Reproduce each line bearing the word "path".

## START Given information

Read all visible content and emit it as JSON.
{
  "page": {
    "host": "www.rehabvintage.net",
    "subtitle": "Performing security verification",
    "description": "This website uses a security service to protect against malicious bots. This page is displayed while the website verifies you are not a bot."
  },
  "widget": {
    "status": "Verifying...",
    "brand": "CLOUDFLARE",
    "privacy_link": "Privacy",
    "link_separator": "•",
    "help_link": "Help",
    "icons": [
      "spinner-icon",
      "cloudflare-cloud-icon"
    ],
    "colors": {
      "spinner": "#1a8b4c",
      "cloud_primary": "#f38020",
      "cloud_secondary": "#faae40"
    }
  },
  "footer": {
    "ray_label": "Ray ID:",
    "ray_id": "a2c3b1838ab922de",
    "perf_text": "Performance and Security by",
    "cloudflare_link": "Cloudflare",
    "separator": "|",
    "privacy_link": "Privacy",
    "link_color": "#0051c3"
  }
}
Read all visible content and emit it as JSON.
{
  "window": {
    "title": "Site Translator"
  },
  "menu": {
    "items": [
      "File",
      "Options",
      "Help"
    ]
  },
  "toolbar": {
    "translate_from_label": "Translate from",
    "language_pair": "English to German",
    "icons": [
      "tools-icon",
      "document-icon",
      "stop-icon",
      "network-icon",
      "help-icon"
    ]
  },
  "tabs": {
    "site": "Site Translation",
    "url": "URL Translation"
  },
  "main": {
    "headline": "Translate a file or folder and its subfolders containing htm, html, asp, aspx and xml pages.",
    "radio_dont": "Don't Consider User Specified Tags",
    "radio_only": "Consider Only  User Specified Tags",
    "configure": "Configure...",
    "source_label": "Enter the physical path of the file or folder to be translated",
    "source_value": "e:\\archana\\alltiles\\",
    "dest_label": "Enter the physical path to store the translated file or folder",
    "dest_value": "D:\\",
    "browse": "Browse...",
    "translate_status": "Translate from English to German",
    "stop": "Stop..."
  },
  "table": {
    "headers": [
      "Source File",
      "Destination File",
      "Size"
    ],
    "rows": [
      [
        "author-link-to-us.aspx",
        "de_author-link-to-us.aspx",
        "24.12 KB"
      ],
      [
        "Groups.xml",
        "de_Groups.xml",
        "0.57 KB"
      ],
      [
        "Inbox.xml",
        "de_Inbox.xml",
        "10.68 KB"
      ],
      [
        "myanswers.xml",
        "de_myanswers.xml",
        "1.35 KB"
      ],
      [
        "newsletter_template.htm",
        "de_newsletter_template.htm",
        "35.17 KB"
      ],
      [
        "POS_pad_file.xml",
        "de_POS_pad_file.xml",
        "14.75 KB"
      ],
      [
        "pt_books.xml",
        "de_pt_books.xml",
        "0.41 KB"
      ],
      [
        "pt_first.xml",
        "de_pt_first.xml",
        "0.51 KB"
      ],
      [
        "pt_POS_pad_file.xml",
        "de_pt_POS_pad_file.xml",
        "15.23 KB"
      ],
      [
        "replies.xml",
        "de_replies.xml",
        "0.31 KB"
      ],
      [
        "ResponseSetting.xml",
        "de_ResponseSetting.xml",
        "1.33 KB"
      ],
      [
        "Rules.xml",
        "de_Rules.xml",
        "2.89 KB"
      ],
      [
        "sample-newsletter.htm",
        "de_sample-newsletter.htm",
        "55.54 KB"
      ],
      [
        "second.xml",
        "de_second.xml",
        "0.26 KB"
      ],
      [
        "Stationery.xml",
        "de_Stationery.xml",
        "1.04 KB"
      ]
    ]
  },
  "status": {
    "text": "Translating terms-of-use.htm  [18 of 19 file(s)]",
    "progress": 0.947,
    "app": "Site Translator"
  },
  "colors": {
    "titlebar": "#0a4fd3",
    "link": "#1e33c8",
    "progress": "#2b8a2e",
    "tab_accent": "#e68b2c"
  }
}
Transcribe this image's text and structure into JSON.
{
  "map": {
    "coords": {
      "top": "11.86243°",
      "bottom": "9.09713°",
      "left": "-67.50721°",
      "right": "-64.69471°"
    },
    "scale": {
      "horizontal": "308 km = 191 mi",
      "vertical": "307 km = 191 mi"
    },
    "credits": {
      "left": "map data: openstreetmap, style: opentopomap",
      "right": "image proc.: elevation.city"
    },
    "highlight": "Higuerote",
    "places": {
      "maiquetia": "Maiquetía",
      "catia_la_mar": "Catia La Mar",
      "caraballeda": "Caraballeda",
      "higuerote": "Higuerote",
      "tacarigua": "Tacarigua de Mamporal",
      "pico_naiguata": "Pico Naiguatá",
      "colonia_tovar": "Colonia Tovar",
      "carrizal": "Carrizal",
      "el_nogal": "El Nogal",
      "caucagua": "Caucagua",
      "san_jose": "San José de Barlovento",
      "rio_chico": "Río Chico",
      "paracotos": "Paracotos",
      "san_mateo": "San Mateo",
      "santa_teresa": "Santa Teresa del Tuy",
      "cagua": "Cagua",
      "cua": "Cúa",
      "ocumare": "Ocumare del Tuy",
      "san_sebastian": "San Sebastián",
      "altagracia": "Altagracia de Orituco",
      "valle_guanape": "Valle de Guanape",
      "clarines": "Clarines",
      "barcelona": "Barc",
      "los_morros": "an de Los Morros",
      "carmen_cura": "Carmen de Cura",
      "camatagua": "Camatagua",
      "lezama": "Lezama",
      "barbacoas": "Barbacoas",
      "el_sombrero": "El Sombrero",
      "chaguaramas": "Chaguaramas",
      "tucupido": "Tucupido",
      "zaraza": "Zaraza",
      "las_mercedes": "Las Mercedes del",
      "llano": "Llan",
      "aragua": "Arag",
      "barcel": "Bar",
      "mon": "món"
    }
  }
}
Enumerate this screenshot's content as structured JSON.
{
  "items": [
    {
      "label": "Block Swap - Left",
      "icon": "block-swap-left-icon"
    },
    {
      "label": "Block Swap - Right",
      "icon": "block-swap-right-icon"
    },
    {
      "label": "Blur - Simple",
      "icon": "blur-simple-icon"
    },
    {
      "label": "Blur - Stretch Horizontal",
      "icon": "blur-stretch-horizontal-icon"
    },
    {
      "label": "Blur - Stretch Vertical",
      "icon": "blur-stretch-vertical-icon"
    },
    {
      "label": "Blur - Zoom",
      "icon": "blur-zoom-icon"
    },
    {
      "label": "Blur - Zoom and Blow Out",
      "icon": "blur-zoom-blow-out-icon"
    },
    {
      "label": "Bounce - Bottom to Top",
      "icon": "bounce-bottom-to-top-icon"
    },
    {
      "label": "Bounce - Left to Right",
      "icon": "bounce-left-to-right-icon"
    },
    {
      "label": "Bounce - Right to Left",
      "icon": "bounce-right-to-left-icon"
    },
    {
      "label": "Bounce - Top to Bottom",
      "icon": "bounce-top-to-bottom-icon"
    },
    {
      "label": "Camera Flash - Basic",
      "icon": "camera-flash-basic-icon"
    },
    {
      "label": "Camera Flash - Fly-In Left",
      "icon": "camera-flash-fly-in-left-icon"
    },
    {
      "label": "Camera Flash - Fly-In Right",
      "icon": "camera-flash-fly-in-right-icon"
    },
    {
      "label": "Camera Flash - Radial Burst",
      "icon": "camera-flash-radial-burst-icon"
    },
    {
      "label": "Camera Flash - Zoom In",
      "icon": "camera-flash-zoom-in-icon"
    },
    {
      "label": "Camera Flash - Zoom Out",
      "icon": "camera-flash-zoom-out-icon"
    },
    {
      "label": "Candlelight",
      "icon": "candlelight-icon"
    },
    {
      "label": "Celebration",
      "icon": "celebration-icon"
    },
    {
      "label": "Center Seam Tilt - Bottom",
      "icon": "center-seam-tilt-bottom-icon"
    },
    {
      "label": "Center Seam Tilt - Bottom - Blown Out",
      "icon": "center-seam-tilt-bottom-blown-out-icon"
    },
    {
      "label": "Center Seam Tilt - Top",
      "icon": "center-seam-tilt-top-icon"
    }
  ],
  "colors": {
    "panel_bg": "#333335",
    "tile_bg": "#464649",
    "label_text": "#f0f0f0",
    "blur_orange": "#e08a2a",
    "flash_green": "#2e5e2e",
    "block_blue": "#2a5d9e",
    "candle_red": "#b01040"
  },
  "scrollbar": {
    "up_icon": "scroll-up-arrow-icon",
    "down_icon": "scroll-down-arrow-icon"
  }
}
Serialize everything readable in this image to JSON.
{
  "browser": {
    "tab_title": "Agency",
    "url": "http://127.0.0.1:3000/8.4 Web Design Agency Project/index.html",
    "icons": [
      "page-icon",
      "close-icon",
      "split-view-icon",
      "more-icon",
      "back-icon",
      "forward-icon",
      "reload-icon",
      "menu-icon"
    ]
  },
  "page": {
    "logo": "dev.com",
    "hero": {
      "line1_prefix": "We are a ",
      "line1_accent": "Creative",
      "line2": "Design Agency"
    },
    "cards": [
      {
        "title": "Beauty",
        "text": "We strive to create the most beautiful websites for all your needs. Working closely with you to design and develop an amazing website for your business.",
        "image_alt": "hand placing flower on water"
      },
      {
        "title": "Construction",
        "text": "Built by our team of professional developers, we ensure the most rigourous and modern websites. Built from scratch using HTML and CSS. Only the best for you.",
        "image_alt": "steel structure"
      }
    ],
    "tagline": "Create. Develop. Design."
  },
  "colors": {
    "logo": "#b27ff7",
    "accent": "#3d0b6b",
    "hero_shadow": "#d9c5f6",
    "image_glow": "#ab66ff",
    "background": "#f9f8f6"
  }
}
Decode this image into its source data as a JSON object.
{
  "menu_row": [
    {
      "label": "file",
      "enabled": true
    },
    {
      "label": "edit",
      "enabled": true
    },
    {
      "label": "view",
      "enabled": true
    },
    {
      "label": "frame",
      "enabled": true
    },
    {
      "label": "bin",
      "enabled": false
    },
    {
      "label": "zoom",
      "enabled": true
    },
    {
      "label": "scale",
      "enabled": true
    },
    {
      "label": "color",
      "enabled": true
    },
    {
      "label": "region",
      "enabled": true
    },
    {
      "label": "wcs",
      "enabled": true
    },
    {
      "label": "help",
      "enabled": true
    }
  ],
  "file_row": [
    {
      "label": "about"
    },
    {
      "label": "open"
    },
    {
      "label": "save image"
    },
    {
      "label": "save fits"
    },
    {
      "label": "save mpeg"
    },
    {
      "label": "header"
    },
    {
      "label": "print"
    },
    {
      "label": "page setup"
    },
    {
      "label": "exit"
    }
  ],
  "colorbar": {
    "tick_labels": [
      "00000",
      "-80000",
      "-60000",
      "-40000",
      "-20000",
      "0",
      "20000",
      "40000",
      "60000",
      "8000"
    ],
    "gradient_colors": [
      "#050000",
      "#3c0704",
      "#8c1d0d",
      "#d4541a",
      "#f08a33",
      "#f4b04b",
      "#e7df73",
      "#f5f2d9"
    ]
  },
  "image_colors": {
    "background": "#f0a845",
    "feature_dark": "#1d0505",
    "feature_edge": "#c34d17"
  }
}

## END Given information

**Solution to this exercise**
    "source_label": "Enter the physical path of the file or folder to be translated",
    "dest_label": "Enter the physical path to store the translated file or folder",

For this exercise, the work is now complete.